## To be done
Using the entries below, restate word for word only the lines from the one with "Extract the structured" to the final line, leaving the pictures out.

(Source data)

▼

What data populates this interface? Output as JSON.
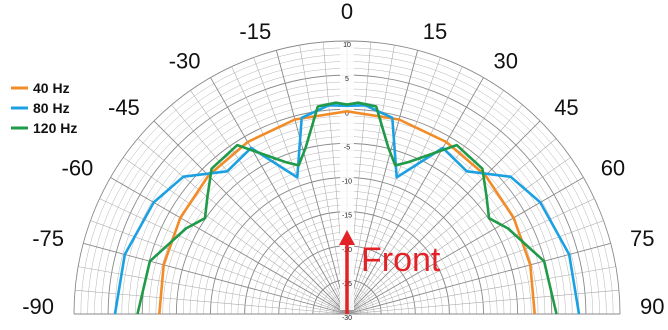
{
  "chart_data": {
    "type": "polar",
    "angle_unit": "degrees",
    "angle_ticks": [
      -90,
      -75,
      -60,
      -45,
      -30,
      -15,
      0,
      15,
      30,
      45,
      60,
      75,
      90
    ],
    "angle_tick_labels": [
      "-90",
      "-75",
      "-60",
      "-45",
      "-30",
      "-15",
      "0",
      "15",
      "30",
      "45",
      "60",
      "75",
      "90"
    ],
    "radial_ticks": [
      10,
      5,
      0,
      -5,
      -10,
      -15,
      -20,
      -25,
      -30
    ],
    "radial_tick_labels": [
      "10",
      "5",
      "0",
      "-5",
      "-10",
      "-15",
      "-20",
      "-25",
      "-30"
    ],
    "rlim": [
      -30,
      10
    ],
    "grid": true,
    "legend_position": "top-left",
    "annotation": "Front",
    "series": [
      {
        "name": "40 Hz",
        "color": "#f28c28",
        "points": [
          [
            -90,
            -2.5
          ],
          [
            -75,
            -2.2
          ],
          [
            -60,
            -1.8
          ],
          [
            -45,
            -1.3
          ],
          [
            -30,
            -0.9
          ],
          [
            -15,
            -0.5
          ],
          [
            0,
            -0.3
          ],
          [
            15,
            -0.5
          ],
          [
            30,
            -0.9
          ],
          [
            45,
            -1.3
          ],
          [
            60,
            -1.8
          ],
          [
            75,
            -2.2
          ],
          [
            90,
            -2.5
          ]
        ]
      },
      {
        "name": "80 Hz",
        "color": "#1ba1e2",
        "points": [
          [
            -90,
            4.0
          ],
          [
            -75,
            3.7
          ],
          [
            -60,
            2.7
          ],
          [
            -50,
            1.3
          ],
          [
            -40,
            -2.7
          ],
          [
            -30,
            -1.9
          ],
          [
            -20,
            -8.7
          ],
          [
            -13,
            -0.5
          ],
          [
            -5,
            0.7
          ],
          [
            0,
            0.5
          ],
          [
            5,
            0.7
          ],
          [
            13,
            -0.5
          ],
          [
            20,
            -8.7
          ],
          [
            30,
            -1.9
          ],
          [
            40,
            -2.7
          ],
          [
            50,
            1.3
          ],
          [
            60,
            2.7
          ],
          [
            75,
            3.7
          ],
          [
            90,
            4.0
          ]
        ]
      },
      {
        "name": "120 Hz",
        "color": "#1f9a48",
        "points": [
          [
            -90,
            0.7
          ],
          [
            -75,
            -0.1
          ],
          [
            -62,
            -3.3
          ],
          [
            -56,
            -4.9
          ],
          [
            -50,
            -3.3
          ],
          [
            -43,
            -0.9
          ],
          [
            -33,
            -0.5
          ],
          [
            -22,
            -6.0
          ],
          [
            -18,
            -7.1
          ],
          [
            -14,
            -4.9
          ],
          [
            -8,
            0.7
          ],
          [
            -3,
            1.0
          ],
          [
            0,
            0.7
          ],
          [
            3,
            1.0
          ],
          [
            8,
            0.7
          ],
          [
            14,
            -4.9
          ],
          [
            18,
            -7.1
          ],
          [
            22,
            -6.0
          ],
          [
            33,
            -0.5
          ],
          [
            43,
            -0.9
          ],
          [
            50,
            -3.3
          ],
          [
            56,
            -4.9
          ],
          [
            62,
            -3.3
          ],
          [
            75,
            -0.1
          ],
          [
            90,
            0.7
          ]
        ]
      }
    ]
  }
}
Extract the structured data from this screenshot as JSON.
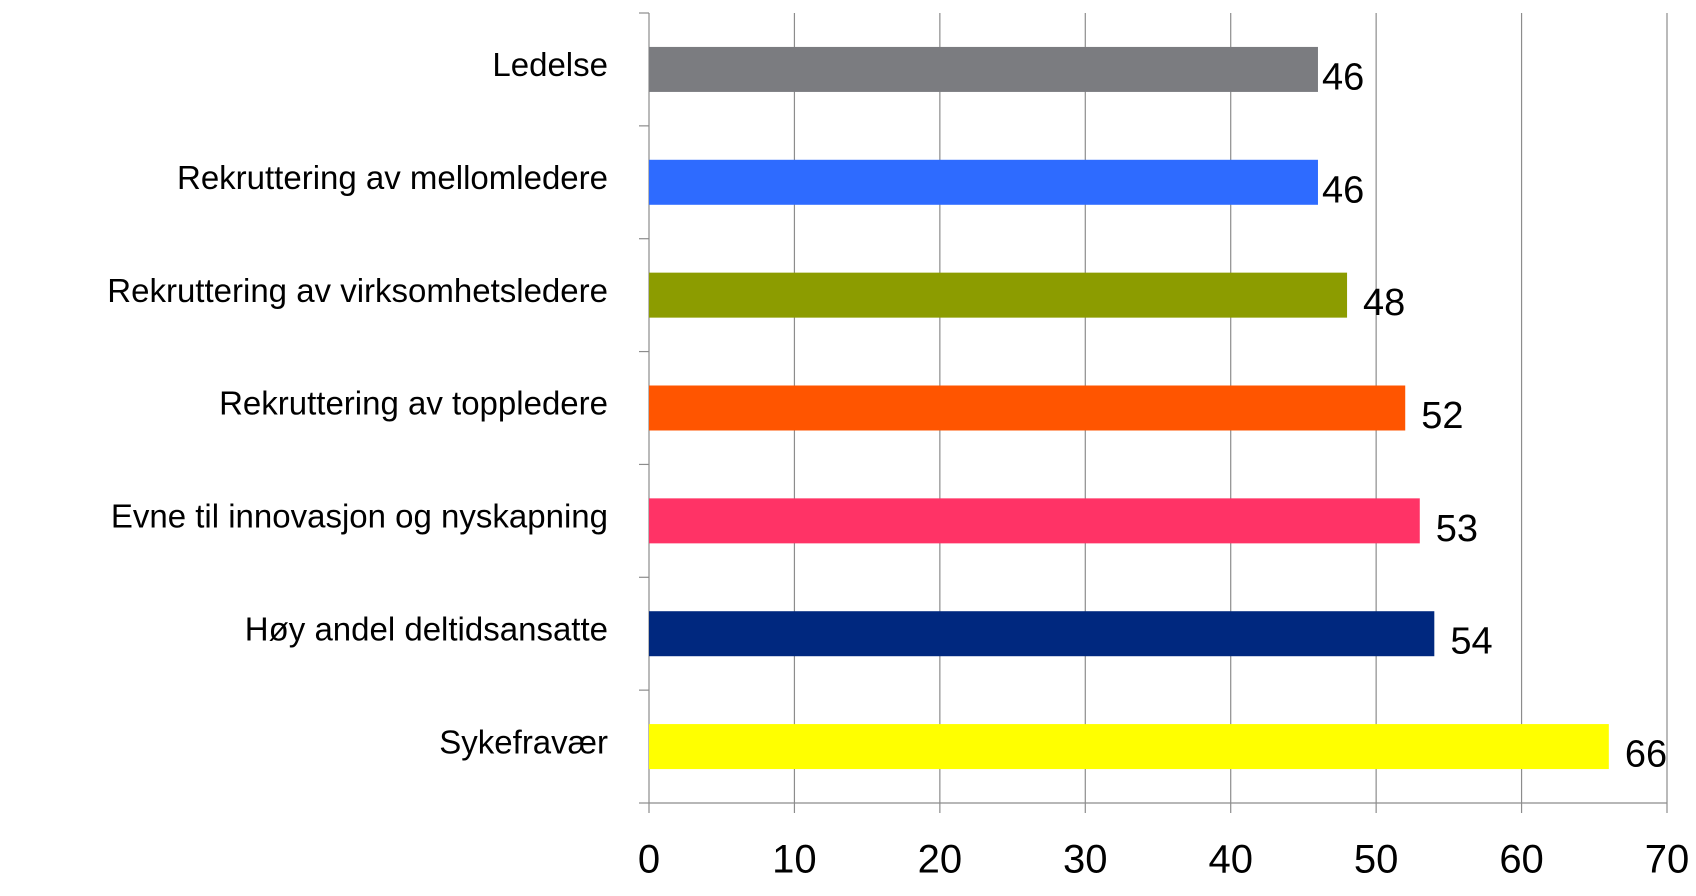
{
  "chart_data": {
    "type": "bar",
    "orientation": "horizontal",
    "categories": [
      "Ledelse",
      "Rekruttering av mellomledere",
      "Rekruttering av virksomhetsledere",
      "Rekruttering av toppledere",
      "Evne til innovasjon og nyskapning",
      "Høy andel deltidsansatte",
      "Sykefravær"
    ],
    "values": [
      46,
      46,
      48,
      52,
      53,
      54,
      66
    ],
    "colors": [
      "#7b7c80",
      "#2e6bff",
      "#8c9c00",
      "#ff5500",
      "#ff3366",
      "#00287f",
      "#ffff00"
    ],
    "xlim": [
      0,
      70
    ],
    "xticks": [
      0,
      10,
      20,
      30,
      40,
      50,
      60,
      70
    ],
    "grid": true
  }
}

▲

## Worked solution
Extract the structured data from this screenshot as JSON.
{
  "chart_data": {
    "type": "bar",
    "orientation": "horizontal",
    "categories": [
      "Ledelse",
      "Rekruttering av mellomledere",
      "Rekruttering av virksomhetsledere",
      "Rekruttering av toppledere",
      "Evne til innovasjon og nyskapning",
      "Høy andel deltidsansatte",
      "Sykefravær"
    ],
    "values": [
      46,
      46,
      48,
      52,
      53,
      54,
      66
    ],
    "colors": [
      "#7b7c80",
      "#2e6bff",
      "#8c9c00",
      "#ff5500",
      "#ff3366",
      "#00287f",
      "#ffff00"
    ],
    "xlim": [
      0,
      70
    ],
    "xticks": [
      0,
      10,
      20,
      30,
      40,
      50,
      60,
      70
    ],
    "grid": true
  }
}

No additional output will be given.